TASK DESCRIPTION: How many of the lines below contain the string "ACCESS" with matching capitalization? Reply with the number alone.

SUPPLIED RECORDS:

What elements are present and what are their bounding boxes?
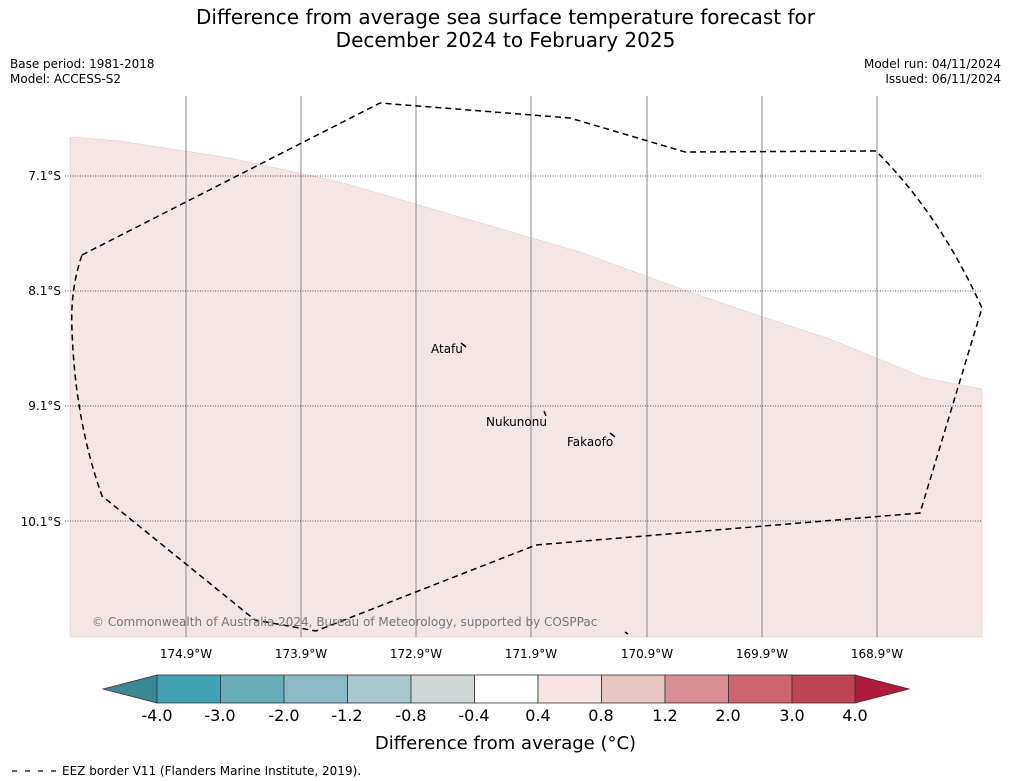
colorbar-tick: 0.8	[588, 706, 614, 725]
colorbar	[101, 674, 911, 704]
lon-label-172-9: 172.9°W	[389, 647, 443, 661]
base-period: Base period: 1981-2018	[10, 57, 155, 71]
lon-label-171-9: 171.9°W	[504, 647, 558, 661]
latitude-gridlines	[65, 175, 982, 522]
title-line-2: December 2024 to February 2025	[335, 28, 676, 52]
meta-right: Model run: 04/11/2024 Issued: 06/11/2024	[864, 57, 1001, 87]
anomaly-fill-region	[69, 136, 983, 638]
colorbar-over-arrow	[854, 674, 911, 704]
meta-left: Base period: 1981-2018 Model: ACCESS-S2	[10, 57, 155, 87]
colorbar-tick: 1.2	[652, 706, 678, 725]
lon-label-170-9: 170.9°W	[620, 647, 674, 661]
colorbar-bin-10	[728, 674, 793, 704]
colorbar-tick: -3.0	[204, 706, 236, 725]
colorbar-tick: 2.0	[715, 706, 741, 725]
colorbar-tick: 3.0	[779, 706, 805, 725]
colorbar-tick: -0.4	[458, 706, 490, 725]
fakaofo-island	[609, 432, 616, 438]
legend-eez-text: EEZ border V11 (Flanders Marine Institut…	[62, 764, 362, 778]
small-islet	[624, 631, 629, 635]
colorbar-under-arrow	[101, 674, 158, 704]
place-label-nukunonu: Nukunonu	[486, 415, 547, 429]
colorbar-bin-2	[220, 674, 285, 704]
colorbar-bin-3	[283, 674, 348, 704]
colorbar-bin-1	[156, 674, 221, 704]
colorbar-bin-7	[537, 674, 602, 704]
lon-label-173-9: 173.9°W	[274, 647, 328, 661]
colorbar-bin-5	[410, 674, 475, 704]
title-line-1: Difference from average sea surface temp…	[195, 5, 815, 29]
lon-label-169-9: 169.9°W	[735, 647, 789, 661]
lat-label-9-1: 9.1°S	[28, 399, 61, 413]
lon-label-168-9: 168.9°W	[850, 647, 904, 661]
colorbar-bin-9	[664, 674, 729, 704]
colorbar-tick: -4.0	[141, 706, 173, 725]
chart-title: Difference from average sea surface temp…	[0, 6, 1011, 52]
place-label-atafu: Atafu	[431, 342, 463, 356]
eez-border	[70, 102, 983, 632]
lon-label-174-9: 174.9°W	[159, 647, 213, 661]
lat-label-7-1: 7.1°S	[28, 169, 61, 183]
issued-date: Issued: 06/11/2024	[885, 72, 1001, 86]
lat-label-8-1: 8.1°S	[28, 284, 61, 298]
place-label-fakaofo: Fakaofo	[567, 435, 614, 449]
colorbar-bin-8	[601, 674, 666, 704]
colorbar-tick: 0.4	[525, 706, 551, 725]
model-run: Model run: 04/11/2024	[863, 57, 1001, 71]
colorbar-tick: -0.8	[395, 706, 427, 725]
model-name: Model: ACCESS-S2	[10, 72, 122, 86]
copyright-notice: © Commonwealth of Australia 2024, Bureau…	[92, 615, 598, 629]
colorbar-title: Difference from average (°C)	[374, 733, 637, 754]
eez-legend: EEZ border V11 (Flanders Marine Institut…	[10, 764, 361, 778]
colorbar-bin-11	[791, 674, 856, 704]
colorbar-tick: -2.0	[268, 706, 300, 725]
atafu-island	[460, 342, 467, 348]
colorbar-bin-6	[474, 674, 539, 704]
lat-label-10-1: 10.1°S	[20, 515, 61, 529]
colorbar-tick: -1.2	[331, 706, 363, 725]
colorbar-tick: 4.0	[842, 706, 868, 725]
nukunonu-island	[543, 410, 547, 417]
colorbar-bin-4	[347, 674, 412, 704]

OUTPUT OF THE TASK: 2